● Problem statement:
Output the material below in full, exactly as it is.

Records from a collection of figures
★ ★ ★

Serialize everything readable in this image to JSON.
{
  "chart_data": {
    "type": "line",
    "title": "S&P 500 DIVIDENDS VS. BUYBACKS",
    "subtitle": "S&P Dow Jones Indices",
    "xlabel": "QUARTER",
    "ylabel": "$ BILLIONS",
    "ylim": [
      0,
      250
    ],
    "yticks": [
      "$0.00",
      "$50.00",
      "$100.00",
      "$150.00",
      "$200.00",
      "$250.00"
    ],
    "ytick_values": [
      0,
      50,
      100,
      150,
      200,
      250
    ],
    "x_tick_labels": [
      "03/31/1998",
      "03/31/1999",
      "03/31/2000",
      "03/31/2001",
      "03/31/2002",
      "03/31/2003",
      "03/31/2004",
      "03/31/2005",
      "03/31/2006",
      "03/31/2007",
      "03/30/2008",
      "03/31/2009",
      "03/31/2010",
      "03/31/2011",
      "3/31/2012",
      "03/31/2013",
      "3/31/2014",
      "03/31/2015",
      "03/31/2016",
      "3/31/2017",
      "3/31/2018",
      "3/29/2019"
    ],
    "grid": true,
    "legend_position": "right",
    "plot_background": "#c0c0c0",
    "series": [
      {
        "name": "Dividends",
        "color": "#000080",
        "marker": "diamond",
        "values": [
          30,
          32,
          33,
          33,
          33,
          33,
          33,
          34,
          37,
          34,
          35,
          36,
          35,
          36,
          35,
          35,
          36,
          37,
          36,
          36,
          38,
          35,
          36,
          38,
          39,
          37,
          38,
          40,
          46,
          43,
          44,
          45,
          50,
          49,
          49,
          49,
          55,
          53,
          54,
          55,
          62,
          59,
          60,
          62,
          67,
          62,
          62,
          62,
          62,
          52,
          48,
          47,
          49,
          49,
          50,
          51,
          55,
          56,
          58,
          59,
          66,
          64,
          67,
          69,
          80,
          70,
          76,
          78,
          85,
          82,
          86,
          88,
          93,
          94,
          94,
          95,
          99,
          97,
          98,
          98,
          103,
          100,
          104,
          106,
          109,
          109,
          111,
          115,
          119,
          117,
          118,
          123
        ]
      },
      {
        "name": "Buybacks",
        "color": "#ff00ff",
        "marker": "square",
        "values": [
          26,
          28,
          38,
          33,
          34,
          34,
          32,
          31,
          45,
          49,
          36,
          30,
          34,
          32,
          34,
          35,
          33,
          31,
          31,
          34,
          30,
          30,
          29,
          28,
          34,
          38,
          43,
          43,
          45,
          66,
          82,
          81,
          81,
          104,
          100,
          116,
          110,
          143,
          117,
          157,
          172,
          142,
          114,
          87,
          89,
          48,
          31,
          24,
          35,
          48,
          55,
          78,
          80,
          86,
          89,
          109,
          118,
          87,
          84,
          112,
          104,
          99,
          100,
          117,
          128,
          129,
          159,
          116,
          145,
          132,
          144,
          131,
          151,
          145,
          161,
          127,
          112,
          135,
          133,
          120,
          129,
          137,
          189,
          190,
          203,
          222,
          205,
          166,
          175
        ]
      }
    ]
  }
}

★ ★ ★

● Output of the exercise:
Serialize everything readable in this image to JSON.
{
  "chart_data": {
    "type": "line",
    "title": "S&P 500 DIVIDENDS VS. BUYBACKS",
    "subtitle": "S&P Dow Jones Indices",
    "xlabel": "QUARTER",
    "ylabel": "$ BILLIONS",
    "ylim": [
      0,
      250
    ],
    "yticks": [
      "$0.00",
      "$50.00",
      "$100.00",
      "$150.00",
      "$200.00",
      "$250.00"
    ],
    "ytick_values": [
      0,
      50,
      100,
      150,
      200,
      250
    ],
    "x_tick_labels": [
      "03/31/1998",
      "03/31/1999",
      "03/31/2000",
      "03/31/2001",
      "03/31/2002",
      "03/31/2003",
      "03/31/2004",
      "03/31/2005",
      "03/31/2006",
      "03/31/2007",
      "03/30/2008",
      "03/31/2009",
      "03/31/2010",
      "03/31/2011",
      "3/31/2012",
      "03/31/2013",
      "3/31/2014",
      "03/31/2015",
      "03/31/2016",
      "3/31/2017",
      "3/31/2018",
      "3/29/2019"
    ],
    "grid": true,
    "legend_position": "right",
    "plot_background": "#c0c0c0",
    "series": [
      {
        "name": "Dividends",
        "color": "#000080",
        "marker": "diamond",
        "values": [
          30,
          32,
          33,
          33,
          33,
          33,
          33,
          34,
          37,
          34,
          35,
          36,
          35,
          36,
          35,
          35,
          36,
          37,
          36,
          36,
          38,
          35,
          36,
          38,
          39,
          37,
          38,
          40,
          46,
          43,
          44,
          45,
          50,
          49,
          49,
          49,
          55,
          53,
          54,
          55,
          62,
          59,
          60,
          62,
          67,
          62,
          62,
          62,
          62,
          52,
          48,
          47,
          49,
          49,
          50,
          51,
          55,
          56,
          58,
          59,
          66,
          64,
          67,
          69,
          80,
          70,
          76,
          78,
          85,
          82,
          86,
          88,
          93,
          94,
          94,
          95,
          99,
          97,
          98,
          98,
          103,
          100,
          104,
          106,
          109,
          109,
          111,
          115,
          119,
          117,
          118,
          123
        ]
      },
      {
        "name": "Buybacks",
        "color": "#ff00ff",
        "marker": "square",
        "values": [
          26,
          28,
          38,
          33,
          34,
          34,
          32,
          31,
          45,
          49,
          36,
          30,
          34,
          32,
          34,
          35,
          33,
          31,
          31,
          34,
          30,
          30,
          29,
          28,
          34,
          38,
          43,
          43,
          45,
          66,
          82,
          81,
          81,
          104,
          100,
          116,
          110,
          143,
          117,
          157,
          172,
          142,
          114,
          87,
          89,
          48,
          31,
          24,
          35,
          48,
          55,
          78,
          80,
          86,
          89,
          109,
          118,
          87,
          84,
          112,
          104,
          99,
          100,
          117,
          128,
          129,
          159,
          116,
          145,
          132,
          144,
          131,
          151,
          145,
          161,
          127,
          112,
          135,
          133,
          120,
          129,
          137,
          189,
          190,
          203,
          222,
          205,
          166,
          175
        ]
      }
    ]
  }
}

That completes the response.